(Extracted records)
—————
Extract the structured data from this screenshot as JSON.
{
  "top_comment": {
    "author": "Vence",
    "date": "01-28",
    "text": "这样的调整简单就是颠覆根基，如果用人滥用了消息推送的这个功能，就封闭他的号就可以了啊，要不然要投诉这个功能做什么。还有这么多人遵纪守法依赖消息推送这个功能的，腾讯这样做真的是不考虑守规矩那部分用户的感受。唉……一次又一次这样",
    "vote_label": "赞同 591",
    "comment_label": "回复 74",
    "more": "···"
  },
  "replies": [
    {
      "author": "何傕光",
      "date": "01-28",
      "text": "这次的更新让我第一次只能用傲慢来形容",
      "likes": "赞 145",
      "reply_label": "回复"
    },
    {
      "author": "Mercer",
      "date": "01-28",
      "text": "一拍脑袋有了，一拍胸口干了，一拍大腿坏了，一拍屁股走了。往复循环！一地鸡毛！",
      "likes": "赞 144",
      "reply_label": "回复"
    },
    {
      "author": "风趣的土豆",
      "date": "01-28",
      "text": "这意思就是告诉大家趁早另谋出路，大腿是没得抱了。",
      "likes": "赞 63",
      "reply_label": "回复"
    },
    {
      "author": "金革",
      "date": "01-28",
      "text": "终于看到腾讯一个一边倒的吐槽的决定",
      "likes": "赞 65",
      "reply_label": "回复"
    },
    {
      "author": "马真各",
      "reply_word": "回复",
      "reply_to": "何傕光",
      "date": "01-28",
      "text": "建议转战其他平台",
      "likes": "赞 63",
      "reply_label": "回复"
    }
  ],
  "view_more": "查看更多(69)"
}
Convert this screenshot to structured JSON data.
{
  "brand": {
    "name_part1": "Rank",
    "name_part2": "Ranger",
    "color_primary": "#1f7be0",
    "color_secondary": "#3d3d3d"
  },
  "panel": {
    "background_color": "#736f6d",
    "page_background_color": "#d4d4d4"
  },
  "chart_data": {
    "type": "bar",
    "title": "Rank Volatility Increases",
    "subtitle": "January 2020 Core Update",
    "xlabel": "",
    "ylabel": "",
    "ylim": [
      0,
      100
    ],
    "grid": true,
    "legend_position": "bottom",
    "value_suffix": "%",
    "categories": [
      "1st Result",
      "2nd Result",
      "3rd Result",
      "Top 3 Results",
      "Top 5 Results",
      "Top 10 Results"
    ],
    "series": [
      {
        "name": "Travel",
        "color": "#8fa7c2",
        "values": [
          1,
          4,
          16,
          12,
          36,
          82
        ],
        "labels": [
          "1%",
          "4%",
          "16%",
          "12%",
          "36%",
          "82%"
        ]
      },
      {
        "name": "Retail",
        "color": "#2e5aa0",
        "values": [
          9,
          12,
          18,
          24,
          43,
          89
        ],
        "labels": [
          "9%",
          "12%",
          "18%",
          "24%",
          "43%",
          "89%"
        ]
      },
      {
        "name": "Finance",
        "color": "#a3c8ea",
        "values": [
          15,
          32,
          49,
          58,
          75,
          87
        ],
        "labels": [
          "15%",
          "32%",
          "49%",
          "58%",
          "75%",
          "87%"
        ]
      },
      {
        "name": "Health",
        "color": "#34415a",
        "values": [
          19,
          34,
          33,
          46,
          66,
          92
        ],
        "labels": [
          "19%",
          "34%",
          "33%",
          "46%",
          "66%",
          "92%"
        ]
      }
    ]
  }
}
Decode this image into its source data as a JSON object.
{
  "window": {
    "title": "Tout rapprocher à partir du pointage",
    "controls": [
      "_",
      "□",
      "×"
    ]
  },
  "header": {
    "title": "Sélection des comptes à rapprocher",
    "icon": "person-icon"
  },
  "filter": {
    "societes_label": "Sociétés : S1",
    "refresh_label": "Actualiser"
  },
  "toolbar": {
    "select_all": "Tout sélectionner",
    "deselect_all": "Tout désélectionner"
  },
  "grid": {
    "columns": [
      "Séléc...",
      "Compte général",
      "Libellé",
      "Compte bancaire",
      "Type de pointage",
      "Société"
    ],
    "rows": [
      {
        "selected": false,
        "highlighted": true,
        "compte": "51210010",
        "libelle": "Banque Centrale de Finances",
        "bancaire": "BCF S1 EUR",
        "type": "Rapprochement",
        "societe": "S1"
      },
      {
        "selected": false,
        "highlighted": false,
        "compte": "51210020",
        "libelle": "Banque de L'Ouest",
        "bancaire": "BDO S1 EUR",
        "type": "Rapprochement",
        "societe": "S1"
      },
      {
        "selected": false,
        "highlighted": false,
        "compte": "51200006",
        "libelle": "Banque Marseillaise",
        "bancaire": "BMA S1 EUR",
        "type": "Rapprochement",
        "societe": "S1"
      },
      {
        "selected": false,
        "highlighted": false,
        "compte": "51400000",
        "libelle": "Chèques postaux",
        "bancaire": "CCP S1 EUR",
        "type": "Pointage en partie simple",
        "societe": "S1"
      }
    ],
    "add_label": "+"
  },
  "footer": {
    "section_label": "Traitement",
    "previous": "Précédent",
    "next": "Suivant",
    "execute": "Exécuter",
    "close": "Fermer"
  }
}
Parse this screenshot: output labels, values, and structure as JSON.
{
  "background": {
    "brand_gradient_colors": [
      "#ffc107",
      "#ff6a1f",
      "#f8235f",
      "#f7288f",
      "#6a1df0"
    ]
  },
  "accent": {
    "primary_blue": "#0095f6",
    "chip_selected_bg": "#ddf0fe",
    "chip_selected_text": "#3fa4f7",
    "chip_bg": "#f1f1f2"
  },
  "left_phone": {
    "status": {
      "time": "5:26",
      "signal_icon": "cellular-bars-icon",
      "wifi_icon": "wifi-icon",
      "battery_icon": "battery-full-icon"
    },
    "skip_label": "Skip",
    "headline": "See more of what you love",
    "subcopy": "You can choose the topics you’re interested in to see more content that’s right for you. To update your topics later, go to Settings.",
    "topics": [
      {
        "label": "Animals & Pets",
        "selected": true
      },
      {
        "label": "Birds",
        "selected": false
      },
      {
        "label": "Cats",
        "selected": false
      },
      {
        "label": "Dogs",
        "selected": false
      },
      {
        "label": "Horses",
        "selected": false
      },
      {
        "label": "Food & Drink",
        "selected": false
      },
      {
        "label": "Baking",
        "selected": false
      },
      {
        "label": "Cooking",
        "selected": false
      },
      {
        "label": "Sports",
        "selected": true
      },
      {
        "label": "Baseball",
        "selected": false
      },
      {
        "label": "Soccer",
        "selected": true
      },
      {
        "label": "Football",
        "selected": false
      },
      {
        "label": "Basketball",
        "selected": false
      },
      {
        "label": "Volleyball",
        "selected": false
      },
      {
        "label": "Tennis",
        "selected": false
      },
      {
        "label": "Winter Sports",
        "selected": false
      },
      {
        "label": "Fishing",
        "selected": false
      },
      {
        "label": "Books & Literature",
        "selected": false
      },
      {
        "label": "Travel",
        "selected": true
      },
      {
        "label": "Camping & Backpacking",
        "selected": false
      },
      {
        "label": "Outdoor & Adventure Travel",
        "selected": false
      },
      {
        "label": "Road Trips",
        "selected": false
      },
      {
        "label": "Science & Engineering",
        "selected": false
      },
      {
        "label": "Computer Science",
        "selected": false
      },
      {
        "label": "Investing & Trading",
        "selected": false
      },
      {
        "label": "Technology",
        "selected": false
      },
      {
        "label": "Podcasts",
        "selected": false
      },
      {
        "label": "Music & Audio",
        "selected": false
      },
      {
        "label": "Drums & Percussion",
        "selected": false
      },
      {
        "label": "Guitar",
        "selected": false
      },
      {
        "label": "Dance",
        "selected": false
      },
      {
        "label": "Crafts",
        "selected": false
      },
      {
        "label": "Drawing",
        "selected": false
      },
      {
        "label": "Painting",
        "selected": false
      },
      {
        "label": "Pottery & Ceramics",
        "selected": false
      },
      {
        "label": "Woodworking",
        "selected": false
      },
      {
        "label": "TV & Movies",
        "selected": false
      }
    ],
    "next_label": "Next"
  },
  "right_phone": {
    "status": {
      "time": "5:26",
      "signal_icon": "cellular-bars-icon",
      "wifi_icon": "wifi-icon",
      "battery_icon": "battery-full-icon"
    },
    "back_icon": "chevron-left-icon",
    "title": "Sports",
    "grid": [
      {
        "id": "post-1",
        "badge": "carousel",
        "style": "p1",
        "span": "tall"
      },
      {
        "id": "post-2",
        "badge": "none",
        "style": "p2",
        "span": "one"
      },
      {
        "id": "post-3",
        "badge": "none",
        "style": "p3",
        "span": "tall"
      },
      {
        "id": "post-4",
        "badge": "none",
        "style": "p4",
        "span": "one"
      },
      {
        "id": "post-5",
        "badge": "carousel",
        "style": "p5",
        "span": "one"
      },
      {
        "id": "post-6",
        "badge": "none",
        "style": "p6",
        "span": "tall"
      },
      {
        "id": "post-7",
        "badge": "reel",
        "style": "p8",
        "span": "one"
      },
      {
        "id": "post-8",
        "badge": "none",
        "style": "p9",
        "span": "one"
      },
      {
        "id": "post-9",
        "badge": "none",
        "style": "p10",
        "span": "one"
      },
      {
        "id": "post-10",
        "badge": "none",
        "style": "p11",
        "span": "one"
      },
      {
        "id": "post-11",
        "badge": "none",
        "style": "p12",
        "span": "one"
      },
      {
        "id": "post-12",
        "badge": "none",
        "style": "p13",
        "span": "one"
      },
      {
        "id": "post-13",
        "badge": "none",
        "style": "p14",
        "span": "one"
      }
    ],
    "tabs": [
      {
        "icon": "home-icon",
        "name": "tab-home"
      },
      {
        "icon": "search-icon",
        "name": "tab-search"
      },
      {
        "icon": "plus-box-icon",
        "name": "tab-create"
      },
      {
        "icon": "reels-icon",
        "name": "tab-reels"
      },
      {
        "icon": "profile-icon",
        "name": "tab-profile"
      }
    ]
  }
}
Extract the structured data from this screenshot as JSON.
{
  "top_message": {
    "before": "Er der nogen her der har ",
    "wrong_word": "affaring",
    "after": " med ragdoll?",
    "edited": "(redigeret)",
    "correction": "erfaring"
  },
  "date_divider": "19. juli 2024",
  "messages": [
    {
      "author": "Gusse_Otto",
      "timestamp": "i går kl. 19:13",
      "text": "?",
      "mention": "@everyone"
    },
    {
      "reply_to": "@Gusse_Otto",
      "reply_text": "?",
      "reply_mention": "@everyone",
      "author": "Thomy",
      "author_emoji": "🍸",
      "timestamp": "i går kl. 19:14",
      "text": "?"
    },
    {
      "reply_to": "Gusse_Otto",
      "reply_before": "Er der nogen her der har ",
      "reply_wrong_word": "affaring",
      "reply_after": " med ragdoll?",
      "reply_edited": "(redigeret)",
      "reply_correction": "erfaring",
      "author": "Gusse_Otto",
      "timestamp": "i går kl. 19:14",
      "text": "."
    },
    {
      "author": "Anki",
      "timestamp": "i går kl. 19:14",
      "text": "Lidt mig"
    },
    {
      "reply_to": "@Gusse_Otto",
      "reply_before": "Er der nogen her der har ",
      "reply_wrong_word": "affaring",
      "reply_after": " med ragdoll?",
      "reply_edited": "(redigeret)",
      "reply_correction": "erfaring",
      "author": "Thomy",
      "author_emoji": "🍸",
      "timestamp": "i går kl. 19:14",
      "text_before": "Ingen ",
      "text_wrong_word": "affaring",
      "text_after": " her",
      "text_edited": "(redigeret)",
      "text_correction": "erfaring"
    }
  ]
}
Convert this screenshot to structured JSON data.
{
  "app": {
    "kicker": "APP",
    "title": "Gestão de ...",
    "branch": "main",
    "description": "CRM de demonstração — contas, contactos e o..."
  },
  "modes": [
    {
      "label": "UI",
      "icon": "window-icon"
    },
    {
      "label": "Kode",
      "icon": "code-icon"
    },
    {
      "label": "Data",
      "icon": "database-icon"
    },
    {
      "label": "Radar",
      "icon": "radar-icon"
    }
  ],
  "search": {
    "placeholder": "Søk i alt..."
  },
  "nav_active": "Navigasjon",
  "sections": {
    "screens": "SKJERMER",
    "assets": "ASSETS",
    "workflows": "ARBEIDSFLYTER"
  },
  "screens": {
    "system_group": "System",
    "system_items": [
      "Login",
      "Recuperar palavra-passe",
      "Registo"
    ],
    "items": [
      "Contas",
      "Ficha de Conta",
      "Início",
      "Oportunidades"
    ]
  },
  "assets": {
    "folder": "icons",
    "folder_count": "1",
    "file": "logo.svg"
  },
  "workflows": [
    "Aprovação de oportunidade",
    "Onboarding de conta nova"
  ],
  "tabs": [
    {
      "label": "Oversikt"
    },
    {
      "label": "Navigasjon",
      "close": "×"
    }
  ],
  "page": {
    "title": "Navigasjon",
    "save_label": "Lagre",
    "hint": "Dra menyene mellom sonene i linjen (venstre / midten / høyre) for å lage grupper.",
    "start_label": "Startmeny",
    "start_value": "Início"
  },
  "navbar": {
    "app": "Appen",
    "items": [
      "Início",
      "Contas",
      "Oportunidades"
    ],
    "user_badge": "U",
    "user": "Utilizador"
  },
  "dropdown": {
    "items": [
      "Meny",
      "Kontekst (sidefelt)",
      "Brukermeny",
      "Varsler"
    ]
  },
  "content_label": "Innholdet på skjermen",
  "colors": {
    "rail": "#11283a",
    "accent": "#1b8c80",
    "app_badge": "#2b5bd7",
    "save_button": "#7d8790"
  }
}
—————
How many lines in the records hold the string "Tout"? Reply with the number alone.

_Output for this task:_ 3